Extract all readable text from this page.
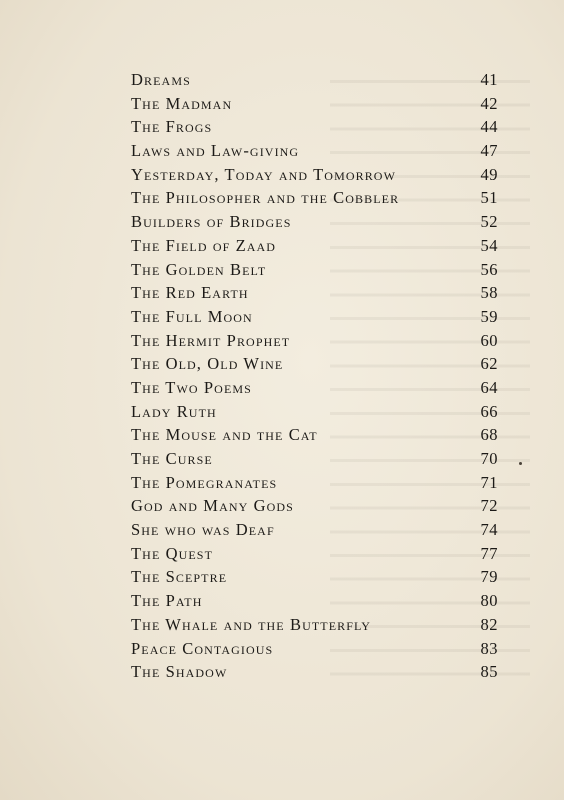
Dreams	41
The Madman	42
The Frogs	44
Laws and Law-giving	47
Yesterday, Today and Tomorrow	49
The Philosopher and the Cobbler	51
Builders of Bridges	52
The Field of Zaad	54
The Golden Belt	56
The Red Earth	58
The Full Moon	59
The Hermit Prophet	60
The Old, Old Wine	62
The Two Poems	64
Lady Ruth	66
The Mouse and the Cat	68
The Curse	70
The Pomegranates	71
God and Many Gods	72
She who was Deaf	74
The Quest	77
The Sceptre	79
The Path	80
The Whale and the Butterfly	82
Peace Contagious	83
The Shadow	85
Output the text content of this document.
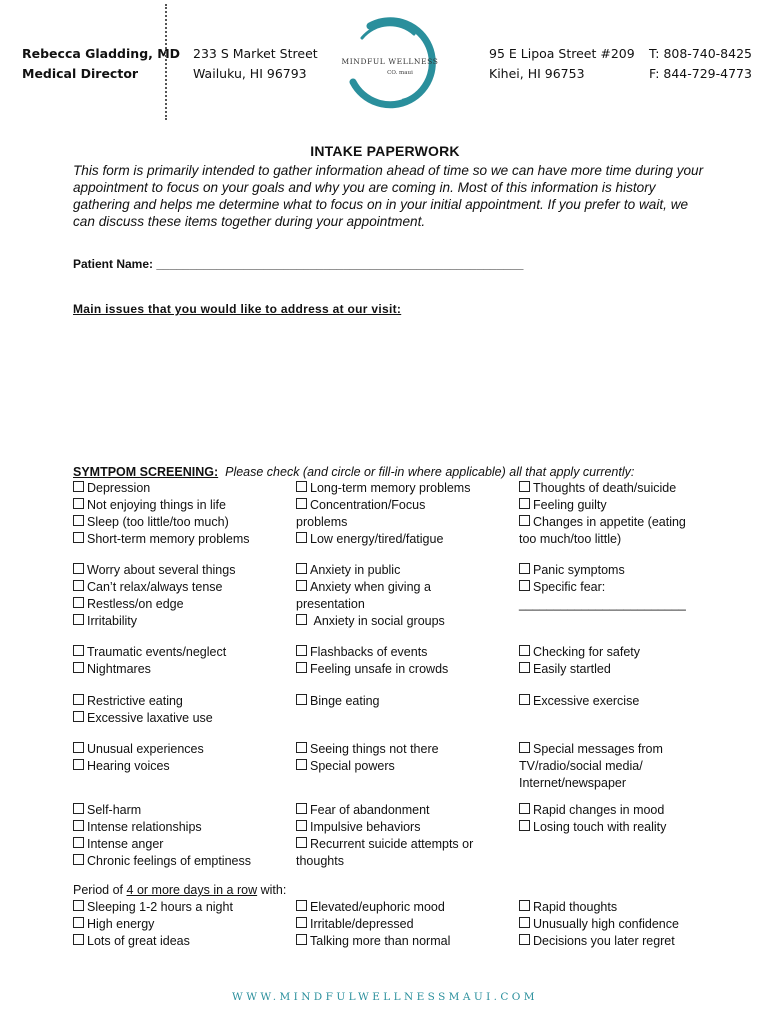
Rebecca Gladding, MD
Medical Director
233 S Market Street
Wailuku, HI 96793
MINDFUL WELLNESS
CO. maui
95 E Lipoa Street #209
Kihei, HI 96753
T: 808-740-8425
F: 844-729-4773
INTAKE PAPERWORK
This form is primarily intended to gather information ahead of time so we can have more time during your appointment to focus on your goals and why you are coming in. Most of this information is history gathering and helps me determine what to focus on in your initial appointment. If you prefer to wait, we can discuss these items together during your appointment.
Patient Name: _______________________________________________________
Main issues that you would like to address at our visit:
SYMTPOM SCREENING: Please check (and circle or fill-in where applicable) all that apply currently:
Depression
Not enjoying things in life
Sleep (too little/too much)
Short-term memory problems
Long-term memory problems
Concentration/Focus
problems
Low energy/tired/fatigue
Thoughts of death/suicide
Feeling guilty
Changes in appetite (eating
too much/too little)
Worry about several things
Can’t relax/always tense
Restless/on edge
Irritability
Anxiety in public
Anxiety when giving a
presentation
Anxiety in social groups
Panic symptoms
Specific fear:
________________________
Traumatic events/neglect
Nightmares
Flashbacks of events
Feeling unsafe in crowds
Checking for safety
Easily startled
Restrictive eating
Excessive laxative use
Binge eating	Excessive exercise
Unusual experiences
Hearing voices
Seeing things not there
Special powers
Special messages from
TV/radio/social media/
Internet/newspaper
Self-harm
Intense relationships
Intense anger
Chronic feelings of emptiness
Fear of abandonment
Impulsive behaviors
Recurrent suicide attempts or
thoughts
Rapid changes in mood
Losing touch with reality
Period of 4 or more days in a row with:
Sleeping 1-2 hours a night
High energy
Lots of great ideas
Elevated/euphoric mood
Irritable/depressed
Talking more than normal
Rapid thoughts
Unusually high confidence
Decisions you later regret
WWW.MINDFULWELLNESSMAUI.COM
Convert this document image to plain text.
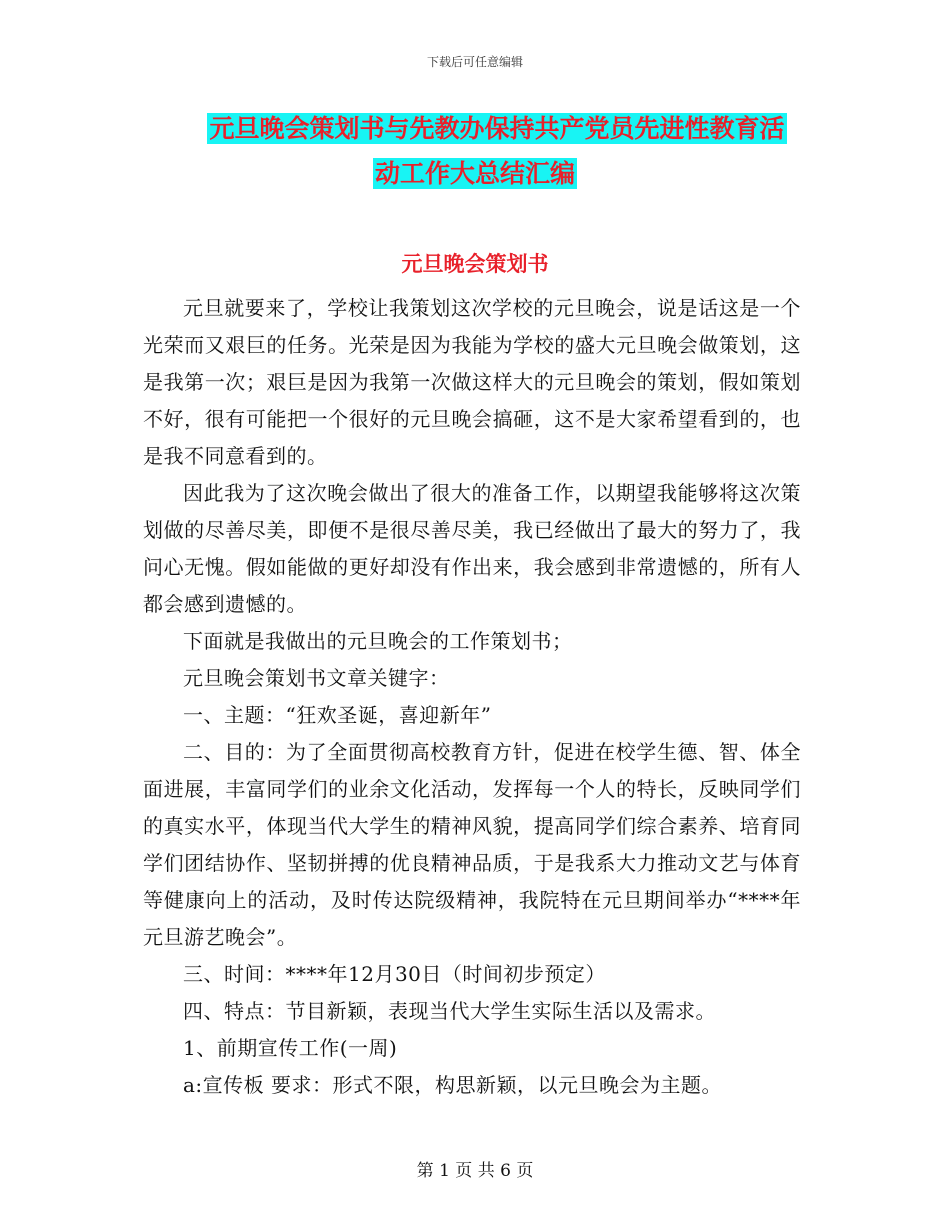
下载后可任意编辑
元旦晚会策划书与先教办保持共产党员先进性教育活
动工作大总结汇编
元旦晚会策划书

元旦就要来了，学校让我策划这次学校的元旦晚会，说是话这是一个光荣而又艰巨的任务。光荣是因为我能为学校的盛大元旦晚会做策划，这是我第一次；艰巨是因为我第一次做这样大的元旦晚会的策划，假如策划不好，很有可能把一个很好的元旦晚会搞砸，这不是大家希望看到的，也是我不同意看到的。

因此我为了这次晚会做出了很大的准备工作，以期望我能够将这次策划做的尽善尽美，即便不是很尽善尽美，我已经做出了最大的努力了，我问心无愧。假如能做的更好却没有作出来，我会感到非常遗憾的，所有人都会感到遗憾的。

下面就是我做出的元旦晚会的工作策划书；

元旦晚会策划书文章关键字：

一、主题：“狂欢圣诞，喜迎新年”

二、目的：为了全面贯彻高校教育方针，促进在校学生德、智、体全面进展，丰富同学们的业余文化活动，发挥每一个人的特长，反映同学们的真实水平，体现当代大学生的精神风貌，提高同学们综合素养、培育同学们团结协作、坚韧拼搏的优良精神品质，于是我系大力推动文艺与体育等健康向上的活动，及时传达院级精神，我院特在元旦期间举办“****年元旦游艺晚会”。

三、时间：****年12月30日（时间初步预定）

四、特点：节目新颖，表现当代大学生实际生活以及需求。

1、前期宣传工作(一周)

a:宣传板 要求：形式不限，构思新颖，以元旦晚会为主题。

第 1 页 共 6 页
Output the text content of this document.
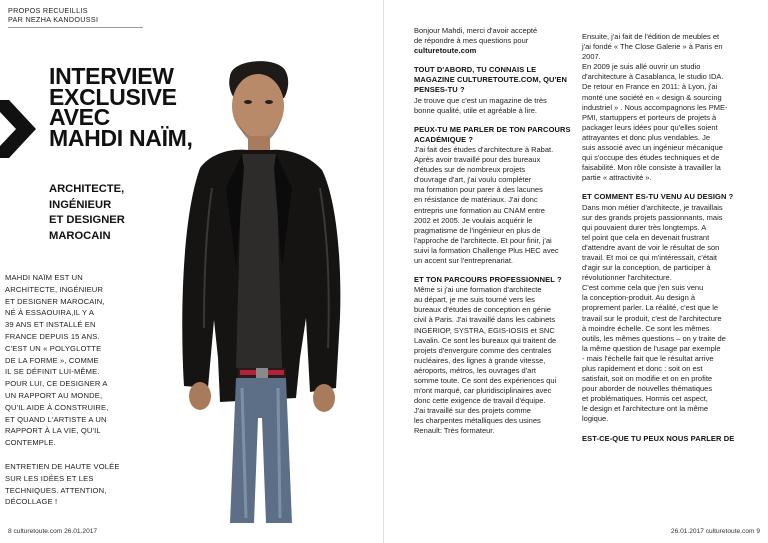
PROPOS RECUEILLIS
PAR NEZHA KANDOUSSI
INTERVIEW
EXCLUSIVE
AVEC
MAHDI NAÏM,
ARCHITECTE,
INGÉNIEUR
ET DESIGNER
MAROCAIN
MAHDI NAÏM EST UN
ARCHITECTE, INGÉNIEUR
ET DESIGNER MAROCAIN,
NÉ À ESSAOUIRA,IL Y A
39 ANS ET INSTALLÉ EN
FRANCE DEPUIS 15 ANS.
C'EST UN « POLYGLOTTE
DE LA FORME », COMME
IL SE DÉFINIT LUI-MÊME.
POUR LUI, CE DESIGNER A
UN RAPPORT AU MONDE,
QU'IL AIDE À CONSTRUIRE,
ET QUAND L'ARTISTE A UN
RAPPORT À LA VIE, QU'IL
CONTEMPLE.
ENTRETIEN DE HAUTE VOLÉE
SUR LES IDÉES ET LES
TECHNIQUES. ATTENTION,
DÉCOLLAGE !
8 culturetoute.com 26.01.2017
Bonjour Mahdi, merci d'avoir accepté
de répondre à mes questions pour
culturetoute.com
TOUT D'ABORD, TU CONNAIS LE
MAGAZINE CULTURETOUTE.COM, QU'EN
PENSES-TU ?
Je trouve que c'est un magazine de très
bonne qualité, utile et agréable à lire.
PEUX-TU ME PARLER DE TON PARCOURS
ACADÉMIQUE ?
J'ai fait des études d'architecture à Rabat.
Après avoir travaillé pour des bureaux
d'études sur de nombreux projets
d'ouvrage d'art, j'ai voulu compléter
ma formation pour parer à des lacunes
en résistance de matériaux. J'ai donc
entrepris une formation au CNAM entre
2002 et 2005. Je voulais acquérir le
pragmatisme de l'ingénieur en plus de
l'approche de l'architecte. Et pour finir, j'ai
suivi la formation Challenge Plus HEC avec
un accent sur l'entreprenariat.
ET TON PARCOURS PROFESSIONNEL ?
Même si j'ai une formation d'architecte
au départ, je me suis tourné vers les
bureaux d'études de conception en génie
civil à Paris. J'ai travaillé dans les cabinets
INGERIOP, SYSTRA, EGIS-IOSIS et SNC
Lavalin. Ce sont les bureaux qui traitent de
projets d'envergure comme des centrales
nucléaires, des lignes à grande vitesse,
aéroports, métros, les ouvrages d'art
somme toute. Ce sont des expériences qui
m'ont marqué, car pluridisciplinaires avec
donc cette exigence de travail d'équipe.
J'ai travaillé sur des projets comme
les charpentes métalliques des usines
Renault: Très formateur.
Ensuite, j'ai fait de l'édition de meubles et
j'ai fondé « The Close Galerie » à Paris en
2007.
En 2009 je suis allé ouvrir un studio
d'architecture à Casablanca, le studio IDA.
De retour en France en 2011: à Lyon, j'ai
monté une société en « design & sourcing
industriel » . Nous accompagnons les PME-
PMI, startuppers et porteurs de projets à
packager leurs idées pour qu'elles soient
attrayantes et donc plus vendables. Je
suis associé avec un ingénieur mécanique
qui s'occupe des études techniques et de
faisabilité. Mon rôle consiste à travailler la
partie « attractivité ».
ET COMMENT ES-TU VENU AU DESIGN ?
Dans mon métier d'architecte, je travaillais
sur des grands projets passionnants, mais
qui pouvaient durer très longtemps. A
tel point que cela en devenait frustrant
d'attendre avant de voir le résultat de son
travail. Et moi ce qui m'intéressait, c'était
d'agir sur la conception, de participer à
révolutionner l'architecture.
C'est comme cela que j'en suis venu
la conception-produit. Au design à
proprement parler. La réalité, c'est que le
travail sur le produit, c'est de l'architecture
à moindre échelle. Ce sont les mêmes
outils, les mêmes questions – on y traite de
la même question de l'usage par exemple
- mais l'échelle fait que le résultat arrive
plus rapidement et donc : soit on est
satisfait, soit on modifie et on en profite
pour aborder de nouvelles thématiques
et problématiques. Hormis cet aspect,
le design et l'architecture ont la même
logique.
EST-CE-QUE TU PEUX NOUS PARLER DE
26.01.2017 culturetoute.com 9
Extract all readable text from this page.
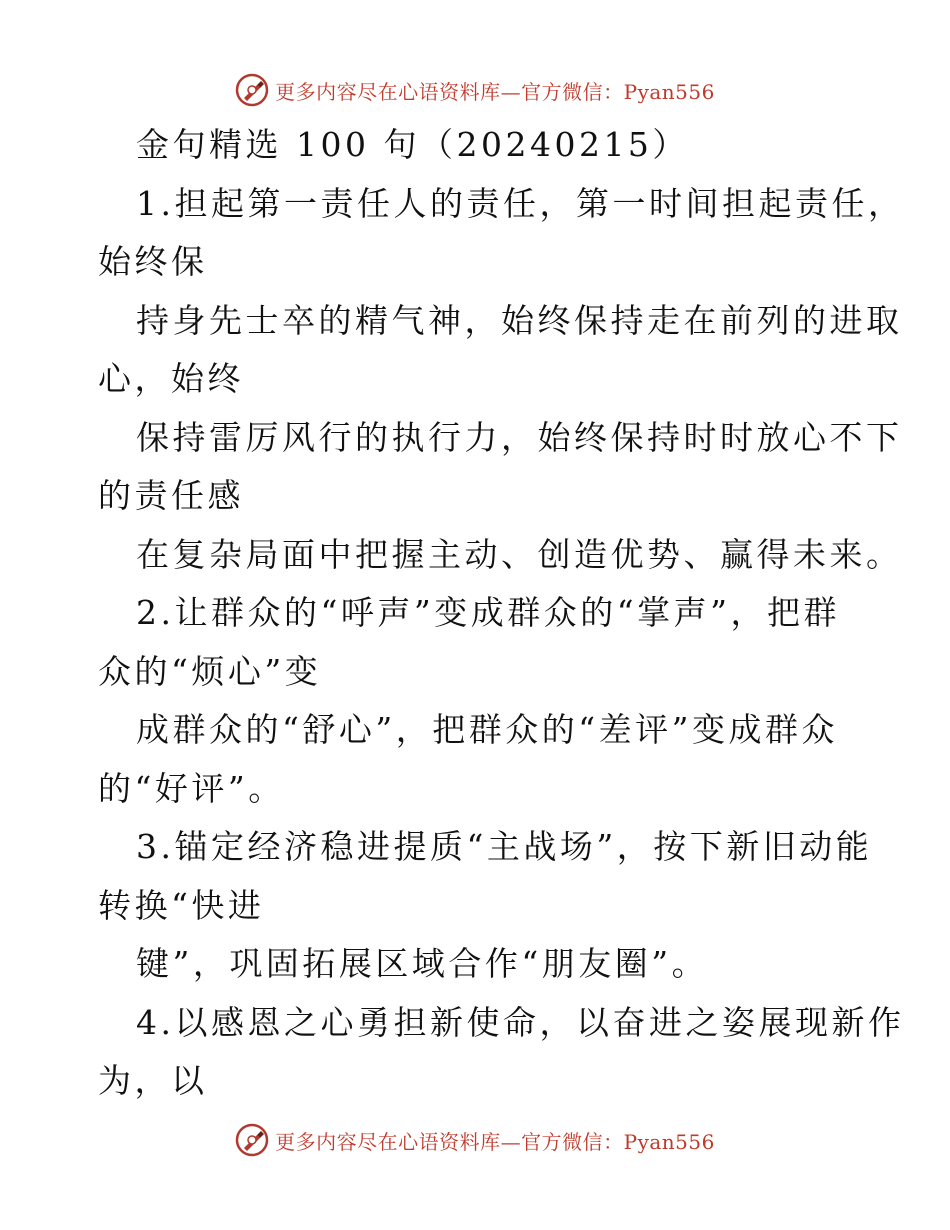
更多内容尽在心语资料库—官方微信：Pyan556
金句精选 100 句（20240215）
1.担起第一责任人的责任，第一时间担起责任，
始终保
持身先士卒的精气神，始终保持走在前列的进取
心，始终
保持雷厉风行的执行力，始终保持时时放心不下
的责任感
在复杂局面中把握主动、创造优势、赢得未来。
2.让群众的“呼声”变成群众的“掌声”，把群
众的“烦心”变
成群众的“舒心”，把群众的“差评”变成群众
的“好评”。
3.锚定经济稳进提质“主战场”，按下新旧动能
转换“快进
键”，巩固拓展区域合作“朋友圈”。
4.以感恩之心勇担新使命，以奋进之姿展现新作
为，以
更多内容尽在心语资料库—官方微信：Pyan556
☆ ☆ ☆ ☆ ☆
### TASK DESCRIPTION
Filter the records above and return every line that holds the word "suicide".

### OUTPUT
Thoughts of death/suicide
Recurrent suicide attempts or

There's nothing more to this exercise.